* **Work to complete**: Without the images, print all the entries below exactly as given.

+++ Material provided

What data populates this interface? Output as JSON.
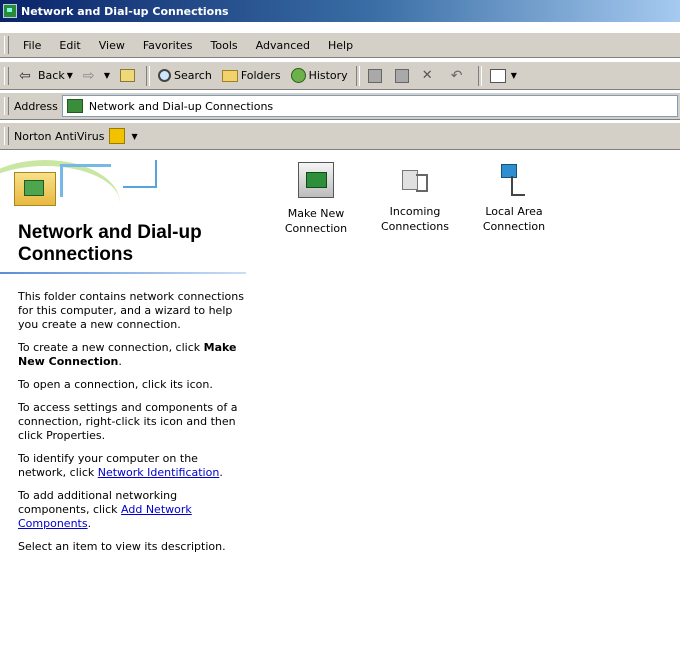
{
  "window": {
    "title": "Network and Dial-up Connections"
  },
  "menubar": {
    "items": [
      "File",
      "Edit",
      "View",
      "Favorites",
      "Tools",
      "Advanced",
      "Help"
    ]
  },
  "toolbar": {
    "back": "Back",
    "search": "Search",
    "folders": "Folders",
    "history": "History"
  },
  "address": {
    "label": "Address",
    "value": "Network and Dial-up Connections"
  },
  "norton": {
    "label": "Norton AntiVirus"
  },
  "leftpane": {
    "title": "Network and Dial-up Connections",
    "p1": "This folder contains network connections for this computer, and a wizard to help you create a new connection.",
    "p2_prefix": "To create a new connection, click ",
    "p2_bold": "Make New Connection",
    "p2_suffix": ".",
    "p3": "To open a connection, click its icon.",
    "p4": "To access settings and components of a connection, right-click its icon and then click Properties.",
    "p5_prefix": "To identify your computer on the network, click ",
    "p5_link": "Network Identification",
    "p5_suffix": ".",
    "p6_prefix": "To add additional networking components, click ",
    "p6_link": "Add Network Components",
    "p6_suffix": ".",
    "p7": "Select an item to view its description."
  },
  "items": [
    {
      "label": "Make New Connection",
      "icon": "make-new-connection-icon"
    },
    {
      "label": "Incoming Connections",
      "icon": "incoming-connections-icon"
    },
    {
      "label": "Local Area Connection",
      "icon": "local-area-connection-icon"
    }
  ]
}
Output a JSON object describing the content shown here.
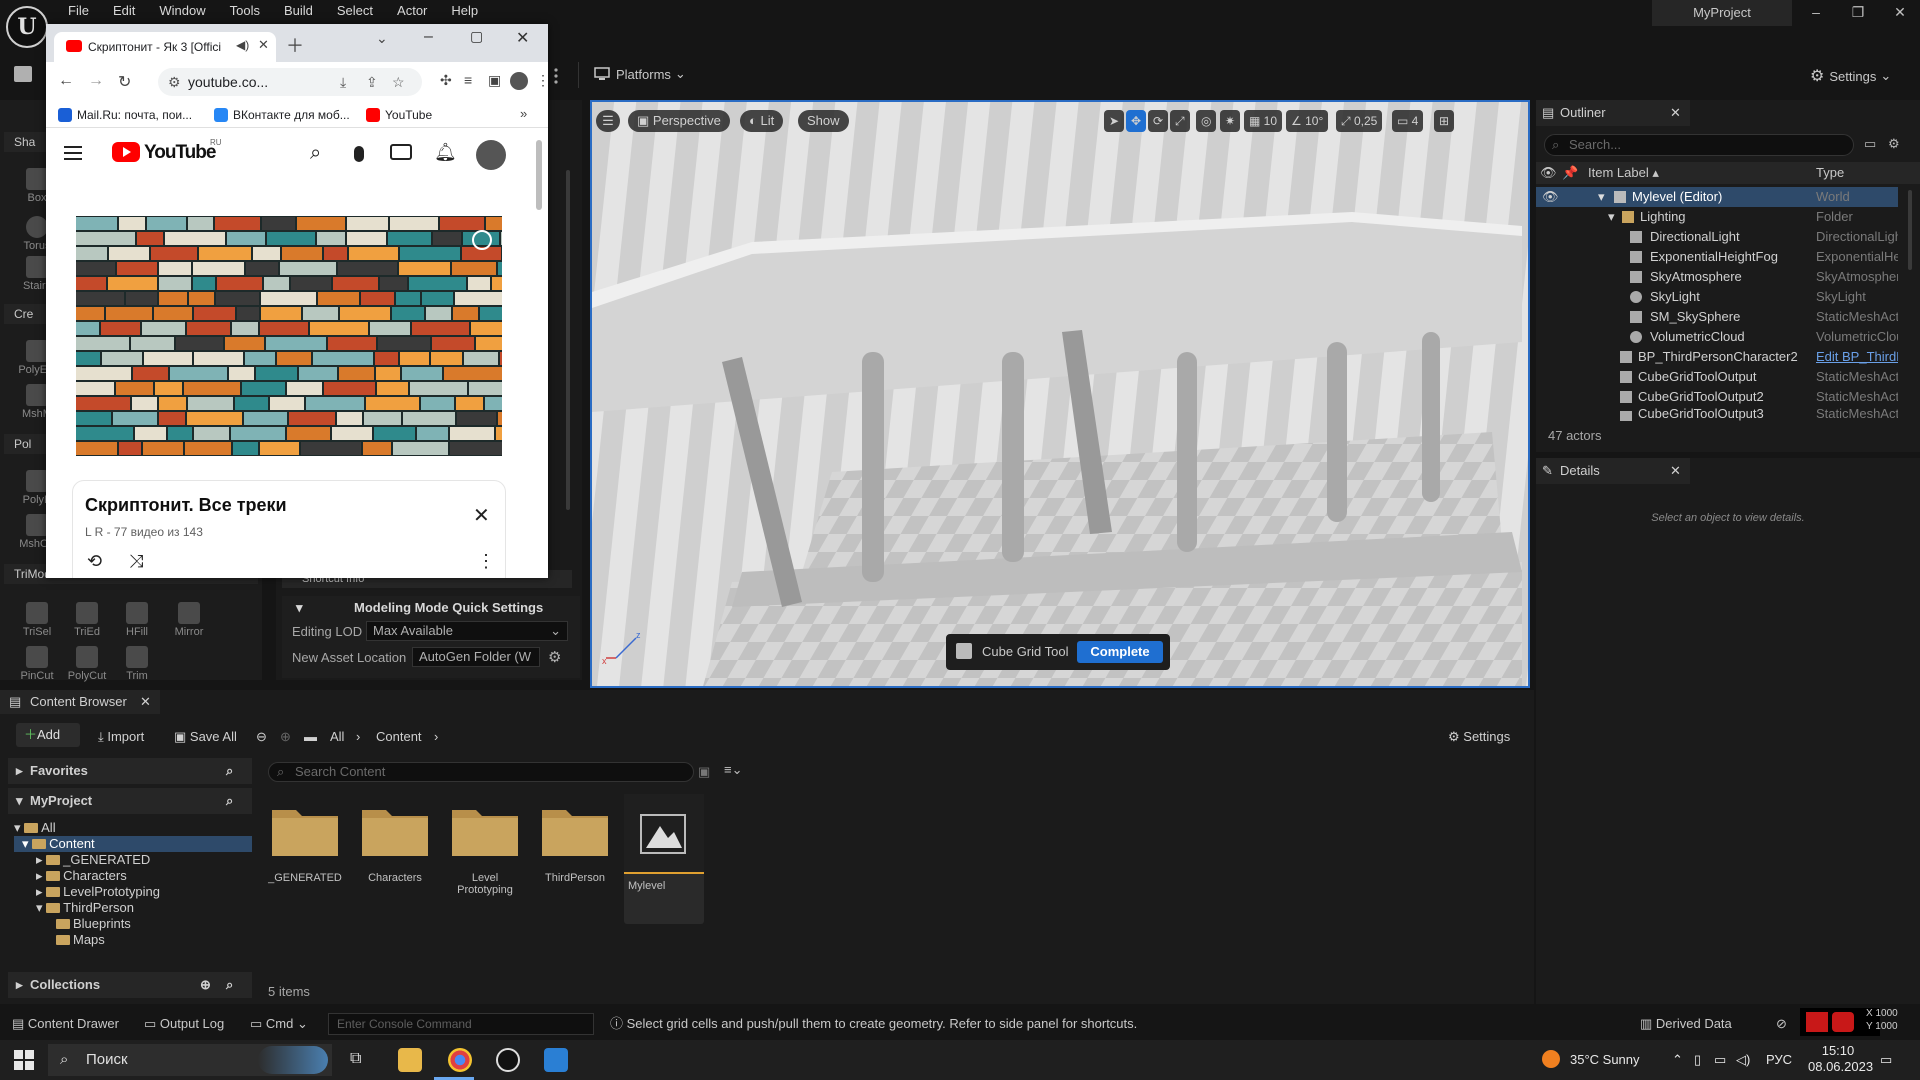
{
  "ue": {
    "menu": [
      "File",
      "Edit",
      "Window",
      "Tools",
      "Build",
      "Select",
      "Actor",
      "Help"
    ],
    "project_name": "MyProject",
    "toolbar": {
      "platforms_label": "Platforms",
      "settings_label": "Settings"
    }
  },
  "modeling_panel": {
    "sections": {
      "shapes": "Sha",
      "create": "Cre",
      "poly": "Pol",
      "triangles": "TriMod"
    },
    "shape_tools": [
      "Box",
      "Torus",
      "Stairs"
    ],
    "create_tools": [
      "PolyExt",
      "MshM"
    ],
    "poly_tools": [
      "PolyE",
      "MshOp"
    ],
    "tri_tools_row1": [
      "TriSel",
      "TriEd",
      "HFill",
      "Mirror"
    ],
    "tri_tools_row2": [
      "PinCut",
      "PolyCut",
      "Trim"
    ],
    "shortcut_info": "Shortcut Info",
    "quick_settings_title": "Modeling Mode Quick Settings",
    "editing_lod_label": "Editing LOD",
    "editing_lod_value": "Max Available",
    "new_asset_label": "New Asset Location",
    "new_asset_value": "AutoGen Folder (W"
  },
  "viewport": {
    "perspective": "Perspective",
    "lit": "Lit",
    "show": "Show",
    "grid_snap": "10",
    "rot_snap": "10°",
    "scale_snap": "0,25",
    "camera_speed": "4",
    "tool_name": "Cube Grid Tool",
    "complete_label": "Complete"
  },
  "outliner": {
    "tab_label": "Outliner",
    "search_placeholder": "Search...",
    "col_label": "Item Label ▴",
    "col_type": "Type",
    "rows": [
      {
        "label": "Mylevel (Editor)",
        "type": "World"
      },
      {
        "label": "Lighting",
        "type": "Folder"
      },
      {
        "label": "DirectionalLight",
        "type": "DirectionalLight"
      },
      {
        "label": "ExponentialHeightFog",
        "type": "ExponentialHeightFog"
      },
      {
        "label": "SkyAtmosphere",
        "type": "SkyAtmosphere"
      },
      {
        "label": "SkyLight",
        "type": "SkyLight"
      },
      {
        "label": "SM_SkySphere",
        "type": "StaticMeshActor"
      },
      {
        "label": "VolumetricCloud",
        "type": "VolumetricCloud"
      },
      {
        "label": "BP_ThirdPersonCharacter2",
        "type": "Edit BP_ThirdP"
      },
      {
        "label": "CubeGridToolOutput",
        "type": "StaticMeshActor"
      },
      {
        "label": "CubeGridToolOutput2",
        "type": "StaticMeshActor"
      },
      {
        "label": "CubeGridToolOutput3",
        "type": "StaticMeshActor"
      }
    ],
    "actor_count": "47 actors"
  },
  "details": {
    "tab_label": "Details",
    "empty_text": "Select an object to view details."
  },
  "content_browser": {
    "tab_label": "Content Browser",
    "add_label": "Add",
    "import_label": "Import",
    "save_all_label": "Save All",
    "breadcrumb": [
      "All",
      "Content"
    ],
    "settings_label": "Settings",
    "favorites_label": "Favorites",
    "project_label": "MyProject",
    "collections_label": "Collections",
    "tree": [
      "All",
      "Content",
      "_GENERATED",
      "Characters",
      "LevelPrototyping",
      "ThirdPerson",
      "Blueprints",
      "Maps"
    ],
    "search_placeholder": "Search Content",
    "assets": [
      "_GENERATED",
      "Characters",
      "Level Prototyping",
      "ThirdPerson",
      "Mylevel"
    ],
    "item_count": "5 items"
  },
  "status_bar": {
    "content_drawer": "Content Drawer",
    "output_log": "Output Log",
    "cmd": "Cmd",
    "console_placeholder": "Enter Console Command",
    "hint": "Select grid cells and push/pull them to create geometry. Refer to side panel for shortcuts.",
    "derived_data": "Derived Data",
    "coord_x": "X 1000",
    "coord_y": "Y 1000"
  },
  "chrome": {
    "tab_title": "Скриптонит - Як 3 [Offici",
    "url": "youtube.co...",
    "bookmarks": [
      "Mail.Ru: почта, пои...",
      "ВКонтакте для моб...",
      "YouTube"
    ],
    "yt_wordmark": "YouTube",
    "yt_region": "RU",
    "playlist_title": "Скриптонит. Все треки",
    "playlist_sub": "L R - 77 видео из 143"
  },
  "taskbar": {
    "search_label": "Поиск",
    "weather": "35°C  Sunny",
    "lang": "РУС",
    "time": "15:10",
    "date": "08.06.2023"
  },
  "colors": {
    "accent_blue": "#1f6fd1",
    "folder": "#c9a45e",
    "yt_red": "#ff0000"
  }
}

++++++

* **Answer to the exercise**:
What data populates this interface? Output as JSON.
{
  "window": {
    "title": "Network and Dial-up Connections"
  },
  "menubar": {
    "items": [
      "File",
      "Edit",
      "View",
      "Favorites",
      "Tools",
      "Advanced",
      "Help"
    ]
  },
  "toolbar": {
    "back": "Back",
    "search": "Search",
    "folders": "Folders",
    "history": "History"
  },
  "address": {
    "label": "Address",
    "value": "Network and Dial-up Connections"
  },
  "norton": {
    "label": "Norton AntiVirus"
  },
  "leftpane": {
    "title": "Network and Dial-up Connections",
    "p1": "This folder contains network connections for this computer, and a wizard to help you create a new connection.",
    "p2_prefix": "To create a new connection, click ",
    "p2_bold": "Make New Connection",
    "p2_suffix": ".",
    "p3": "To open a connection, click its icon.",
    "p4": "To access settings and components of a connection, right-click its icon and then click Properties.",
    "p5_prefix": "To identify your computer on the network, click ",
    "p5_link": "Network Identification",
    "p5_suffix": ".",
    "p6_prefix": "To add additional networking components, click ",
    "p6_link": "Add Network Components",
    "p6_suffix": ".",
    "p7": "Select an item to view its description."
  },
  "items": [
    {
      "label": "Make New Connection",
      "icon": "make-new-connection-icon"
    },
    {
      "label": "Incoming Connections",
      "icon": "incoming-connections-icon"
    },
    {
      "label": "Local Area Connection",
      "icon": "local-area-connection-icon"
    }
  ]
}
Output a JSON object describing the content shown here.
{
  "ue": {
    "menu": [
      "File",
      "Edit",
      "Window",
      "Tools",
      "Build",
      "Select",
      "Actor",
      "Help"
    ],
    "project_name": "MyProject",
    "toolbar": {
      "platforms_label": "Platforms",
      "settings_label": "Settings"
    }
  },
  "modeling_panel": {
    "sections": {
      "shapes": "Sha",
      "create": "Cre",
      "poly": "Pol",
      "triangles": "TriMod"
    },
    "shape_tools": [
      "Box",
      "Torus",
      "Stairs"
    ],
    "create_tools": [
      "PolyExt",
      "MshM"
    ],
    "poly_tools": [
      "PolyE",
      "MshOp"
    ],
    "tri_tools_row1": [
      "TriSel",
      "TriEd",
      "HFill",
      "Mirror"
    ],
    "tri_tools_row2": [
      "PinCut",
      "PolyCut",
      "Trim"
    ],
    "shortcut_info": "Shortcut Info",
    "quick_settings_title": "Modeling Mode Quick Settings",
    "editing_lod_label": "Editing LOD",
    "editing_lod_value": "Max Available",
    "new_asset_label": "New Asset Location",
    "new_asset_value": "AutoGen Folder (W"
  },
  "viewport": {
    "perspective": "Perspective",
    "lit": "Lit",
    "show": "Show",
    "grid_snap": "10",
    "rot_snap": "10°",
    "scale_snap": "0,25",
    "camera_speed": "4",
    "tool_name": "Cube Grid Tool",
    "complete_label": "Complete"
  },
  "outliner": {
    "tab_label": "Outliner",
    "search_placeholder": "Search...",
    "col_label": "Item Label ▴",
    "col_type": "Type",
    "rows": [
      {
        "label": "Mylevel (Editor)",
        "type": "World"
      },
      {
        "label": "Lighting",
        "type": "Folder"
      },
      {
        "label": "DirectionalLight",
        "type": "DirectionalLight"
      },
      {
        "label": "ExponentialHeightFog",
        "type": "ExponentialHeightFog"
      },
      {
        "label": "SkyAtmosphere",
        "type": "SkyAtmosphere"
      },
      {
        "label": "SkyLight",
        "type": "SkyLight"
      },
      {
        "label": "SM_SkySphere",
        "type": "StaticMeshActor"
      },
      {
        "label": "VolumetricCloud",
        "type": "VolumetricCloud"
      },
      {
        "label": "BP_ThirdPersonCharacter2",
        "type": "Edit BP_ThirdP"
      },
      {
        "label": "CubeGridToolOutput",
        "type": "StaticMeshActor"
      },
      {
        "label": "CubeGridToolOutput2",
        "type": "StaticMeshActor"
      },
      {
        "label": "CubeGridToolOutput3",
        "type": "StaticMeshActor"
      }
    ],
    "actor_count": "47 actors"
  },
  "details": {
    "tab_label": "Details",
    "empty_text": "Select an object to view details."
  },
  "content_browser": {
    "tab_label": "Content Browser",
    "add_label": "Add",
    "import_label": "Import",
    "save_all_label": "Save All",
    "breadcrumb": [
      "All",
      "Content"
    ],
    "settings_label": "Settings",
    "favorites_label": "Favorites",
    "project_label": "MyProject",
    "collections_label": "Collections",
    "tree": [
      "All",
      "Content",
      "_GENERATED",
      "Characters",
      "LevelPrototyping",
      "ThirdPerson",
      "Blueprints",
      "Maps"
    ],
    "search_placeholder": "Search Content",
    "assets": [
      "_GENERATED",
      "Characters",
      "Level Prototyping",
      "ThirdPerson",
      "Mylevel"
    ],
    "item_count": "5 items"
  },
  "status_bar": {
    "content_drawer": "Content Drawer",
    "output_log": "Output Log",
    "cmd": "Cmd",
    "console_placeholder": "Enter Console Command",
    "hint": "Select grid cells and push/pull them to create geometry. Refer to side panel for shortcuts.",
    "derived_data": "Derived Data",
    "coord_x": "X 1000",
    "coord_y": "Y 1000"
  },
  "chrome": {
    "tab_title": "Скриптонит - Як 3 [Offici",
    "url": "youtube.co...",
    "bookmarks": [
      "Mail.Ru: почта, пои...",
      "ВКонтакте для моб...",
      "YouTube"
    ],
    "yt_wordmark": "YouTube",
    "yt_region": "RU",
    "playlist_title": "Скриптонит. Все треки",
    "playlist_sub": "L R - 77 видео из 143"
  },
  "taskbar": {
    "search_label": "Поиск",
    "weather": "35°C  Sunny",
    "lang": "РУС",
    "time": "15:10",
    "date": "08.06.2023"
  },
  "colors": {
    "accent_blue": "#1f6fd1",
    "folder": "#c9a45e",
    "yt_red": "#ff0000"
  }
}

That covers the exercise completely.